Prompt >> Read through the records below and copy each line that uses the word "What".

* Start Source records *

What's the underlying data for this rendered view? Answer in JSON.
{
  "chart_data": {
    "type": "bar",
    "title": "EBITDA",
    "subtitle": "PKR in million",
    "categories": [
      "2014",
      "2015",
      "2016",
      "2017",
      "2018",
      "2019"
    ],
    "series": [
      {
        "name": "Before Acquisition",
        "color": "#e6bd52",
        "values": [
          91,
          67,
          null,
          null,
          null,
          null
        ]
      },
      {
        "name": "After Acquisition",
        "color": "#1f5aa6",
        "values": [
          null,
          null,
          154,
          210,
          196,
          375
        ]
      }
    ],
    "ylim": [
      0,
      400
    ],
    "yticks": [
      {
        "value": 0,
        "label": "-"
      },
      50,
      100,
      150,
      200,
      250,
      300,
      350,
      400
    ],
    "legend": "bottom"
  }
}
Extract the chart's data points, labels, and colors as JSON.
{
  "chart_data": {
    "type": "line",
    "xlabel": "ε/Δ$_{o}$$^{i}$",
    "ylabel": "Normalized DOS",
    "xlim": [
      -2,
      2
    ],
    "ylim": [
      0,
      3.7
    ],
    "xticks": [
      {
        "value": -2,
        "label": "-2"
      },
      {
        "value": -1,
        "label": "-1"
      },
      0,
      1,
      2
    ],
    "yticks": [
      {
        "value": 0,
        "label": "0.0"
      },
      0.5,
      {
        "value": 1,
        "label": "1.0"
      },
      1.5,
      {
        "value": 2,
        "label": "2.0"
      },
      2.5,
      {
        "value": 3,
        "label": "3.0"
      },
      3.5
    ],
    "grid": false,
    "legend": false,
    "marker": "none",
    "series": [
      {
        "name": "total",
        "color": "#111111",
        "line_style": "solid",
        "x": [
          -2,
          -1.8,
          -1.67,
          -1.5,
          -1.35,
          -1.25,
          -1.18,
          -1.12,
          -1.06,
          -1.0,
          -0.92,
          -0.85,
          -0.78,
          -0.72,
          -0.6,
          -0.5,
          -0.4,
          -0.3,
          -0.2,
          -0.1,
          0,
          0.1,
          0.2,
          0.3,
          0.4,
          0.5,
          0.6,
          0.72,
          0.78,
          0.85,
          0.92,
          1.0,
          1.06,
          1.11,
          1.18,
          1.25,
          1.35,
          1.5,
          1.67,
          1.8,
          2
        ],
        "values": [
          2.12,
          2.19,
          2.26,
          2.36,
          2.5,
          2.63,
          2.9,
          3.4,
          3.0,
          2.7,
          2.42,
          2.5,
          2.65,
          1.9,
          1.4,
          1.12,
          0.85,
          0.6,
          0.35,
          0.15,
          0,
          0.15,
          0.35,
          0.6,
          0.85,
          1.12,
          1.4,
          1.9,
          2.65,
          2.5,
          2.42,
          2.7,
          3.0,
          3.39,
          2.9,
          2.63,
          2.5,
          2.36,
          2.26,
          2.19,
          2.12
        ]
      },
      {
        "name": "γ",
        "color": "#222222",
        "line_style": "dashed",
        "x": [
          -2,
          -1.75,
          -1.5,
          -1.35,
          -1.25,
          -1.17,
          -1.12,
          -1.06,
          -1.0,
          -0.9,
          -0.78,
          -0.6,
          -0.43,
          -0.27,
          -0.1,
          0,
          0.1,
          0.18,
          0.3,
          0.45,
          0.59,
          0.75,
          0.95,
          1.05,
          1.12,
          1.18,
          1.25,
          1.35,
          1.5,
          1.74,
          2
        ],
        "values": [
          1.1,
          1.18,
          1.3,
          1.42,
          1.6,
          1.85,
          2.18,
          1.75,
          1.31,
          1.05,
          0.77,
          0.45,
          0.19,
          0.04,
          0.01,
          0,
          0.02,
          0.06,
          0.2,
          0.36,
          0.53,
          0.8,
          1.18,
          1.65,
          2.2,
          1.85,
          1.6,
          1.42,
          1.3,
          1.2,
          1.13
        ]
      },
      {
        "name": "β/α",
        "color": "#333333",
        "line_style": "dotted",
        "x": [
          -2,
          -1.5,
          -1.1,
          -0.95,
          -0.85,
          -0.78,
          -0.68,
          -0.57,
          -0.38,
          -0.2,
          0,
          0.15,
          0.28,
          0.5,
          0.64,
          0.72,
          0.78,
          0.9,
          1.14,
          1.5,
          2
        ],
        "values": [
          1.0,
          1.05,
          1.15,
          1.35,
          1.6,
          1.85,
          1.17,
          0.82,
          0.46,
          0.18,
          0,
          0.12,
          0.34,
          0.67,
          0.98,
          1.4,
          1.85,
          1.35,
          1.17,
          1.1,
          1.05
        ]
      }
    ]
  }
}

* End Source records *
* Start Source records *

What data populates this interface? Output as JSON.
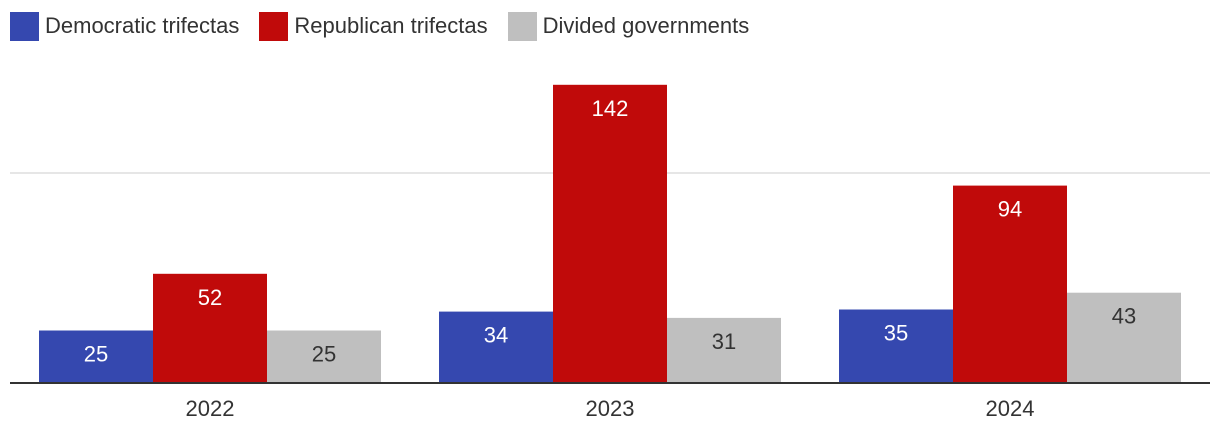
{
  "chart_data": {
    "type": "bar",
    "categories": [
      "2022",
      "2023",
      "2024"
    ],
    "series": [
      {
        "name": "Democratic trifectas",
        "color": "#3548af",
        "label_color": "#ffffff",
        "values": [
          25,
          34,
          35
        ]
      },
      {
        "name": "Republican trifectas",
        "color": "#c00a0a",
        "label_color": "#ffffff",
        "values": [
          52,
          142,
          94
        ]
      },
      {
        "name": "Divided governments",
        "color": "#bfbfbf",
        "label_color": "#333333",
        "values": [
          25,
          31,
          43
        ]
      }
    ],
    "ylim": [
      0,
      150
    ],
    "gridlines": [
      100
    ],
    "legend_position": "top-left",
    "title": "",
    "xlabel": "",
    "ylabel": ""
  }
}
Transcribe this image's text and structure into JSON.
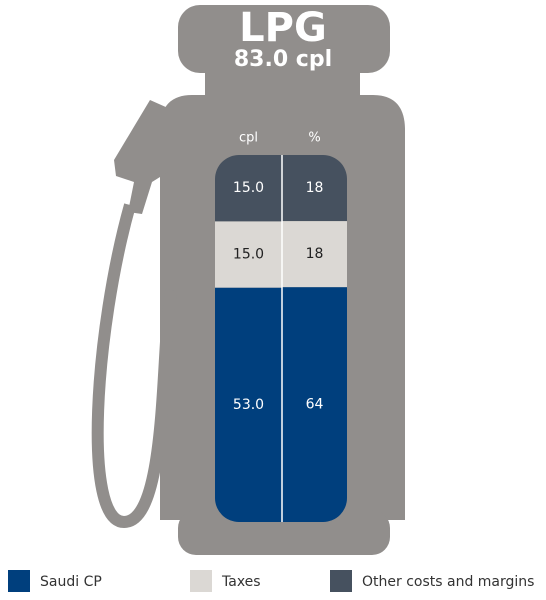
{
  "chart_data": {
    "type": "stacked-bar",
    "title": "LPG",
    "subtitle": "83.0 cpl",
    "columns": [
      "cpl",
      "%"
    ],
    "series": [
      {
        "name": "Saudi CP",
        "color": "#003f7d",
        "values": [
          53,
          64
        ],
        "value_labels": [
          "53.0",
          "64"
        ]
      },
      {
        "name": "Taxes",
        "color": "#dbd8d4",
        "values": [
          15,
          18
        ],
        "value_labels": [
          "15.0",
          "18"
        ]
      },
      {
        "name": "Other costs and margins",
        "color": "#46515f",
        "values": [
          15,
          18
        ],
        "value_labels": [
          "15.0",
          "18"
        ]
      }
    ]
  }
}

* End Source records *

Task solution >>
What's the underlying data for this rendered view? Answer in JSON.
What data populates this interface? Output as JSON.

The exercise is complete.